Friday, June 4, 2010

Rottnest Island

Listen up class, repeat after me. "Tourists, where ever they may be, do not rise before nine, and do not leave their accommodation until after 10. Therefore, tourist crowds will only be seen sometime after 11."

Rottnest Island, 30km west of Fremantle port

I thought I had the island to myself, until after eleven when other tourists arrived on the beaches by bike or by bus. I, of course, as are my ways, had started cycling the 30 kilometre circuit around the island at eight am. In that time time I saw almost no-one, beach after beach was all mine.

Little Salmon Bay was the pick of the beaches, small, white sand, light blue water, contained by limestone headlands. Complete with a snorkeling trail. Perfect. As I pulled up on my bike, a guy rode in from the opposite direction, my first sighting of anyone else today. He had his snorkeling gear out in no time and was prepping up in the water. It was all the encouragement I needed, I'm not always the keenest to set out snorkeling. Thankful for my wetsuit, I headed out, the other guy still messing about in the shallows. Following the underwater snorkeling trail, I saw many different fish, including salmon of course. Lots of colours and stripes, this area of Western Australia attracts tropical fish due to the southerly currents. Glancing back at the shore, the guy was still messing around on the shore, next time I glanced back he was back on his bike, the water must have been too cold for him. Having talked to him on the beach he seemed pretty keen, perhaps in him encouraging me into the water I discouraged him out of it.

Sitting back on the beach in the warm sun, the bikes and busloads soon turned up. Alas, it had been all mine for awhile there. Later in the day I found myself another deserted beach to call my own, up near the World War II ruins.

Rottnest Island is a curious one. For one thing, it must have little less than 1,000 holiday units, most seemingly identical built over a couple of generations. Almost all empty, indeed, the island is pretty deserted overall. It's not tourist season here anymore, in the unpredictable winter weather. For me though it was nothing but three days of beautiful clear sunny skies.

In amongst the holiday units are some much older buildings, some from the time of either of the prisons built here, others from later tourist development or war use. Many fascinating historical buildings. The general store and mall form part of the original prison. Much of the complex has been destroyed by fire or demolished so it is hardly recognisable as one. The second prison remains, although is a hotel now so cant be toured.

_DATA LINES_:
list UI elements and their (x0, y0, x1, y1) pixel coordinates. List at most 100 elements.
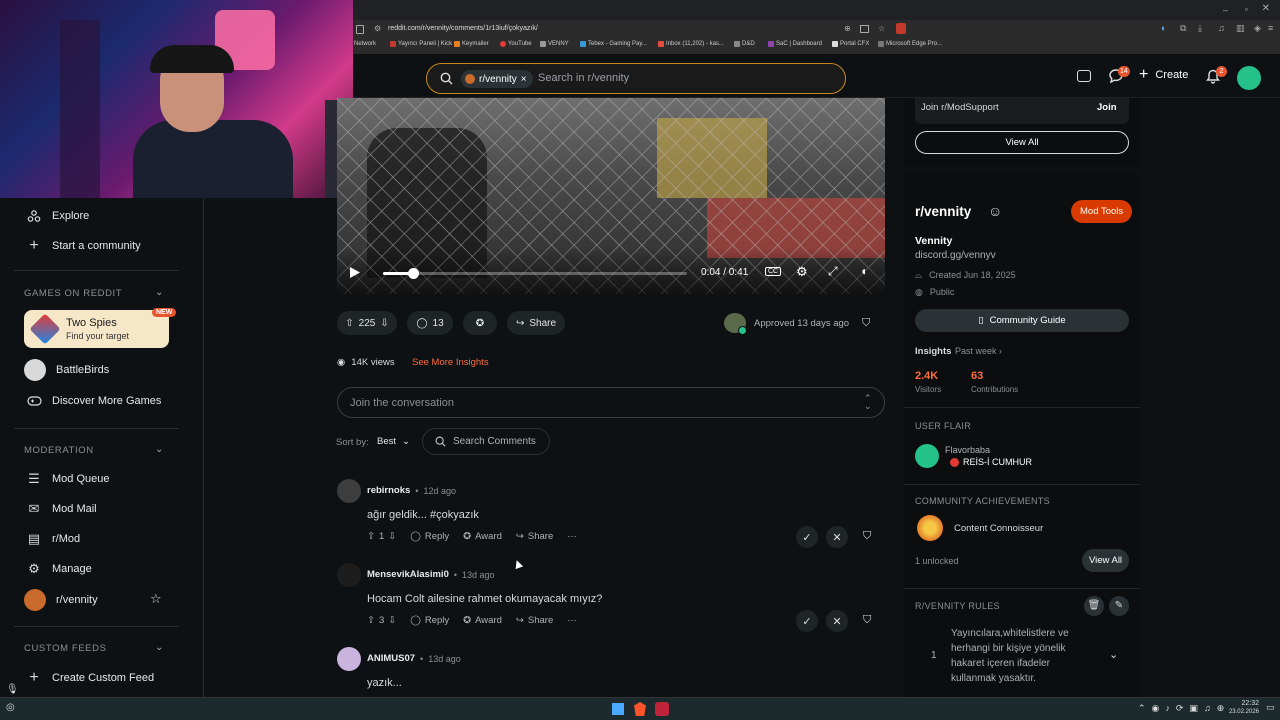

_WHAT TO DO_:
**a.** Answer the following questions using the Rottnest Island passage:
(i) How far west of Fremantle port is Rottnest Island?
(ii) At what time did the cyclist begin riding the circuit around the island?
(iii) What do the general store and mall form part of?
**b.** Quote the stretch of the Rottnest Island passage from "Listen up class, repeat" through "was all mine.".

_ANSWERS TO EACH TASK_:
**a.**
(i) 30 km.
(ii) Eight am.
(iii) The original prison.

**b.**
Listen up class, repeat after me. "Tourists, where ever they may be, do not rise before nine, and do not leave their accommodation until after 10. Therefore, tourist crowds will only be seen sometime after 11."

Rottnest Island, 30km west of Fremantle port

I thought I had the island to myself, until after eleven when other tourists arrived on the beaches by bike or by bus. I, of course, as are my ways, had started cycling the 30 kilometre circuit around the island at eight am. In that time time I saw almost no-one, beach after beach was all mine.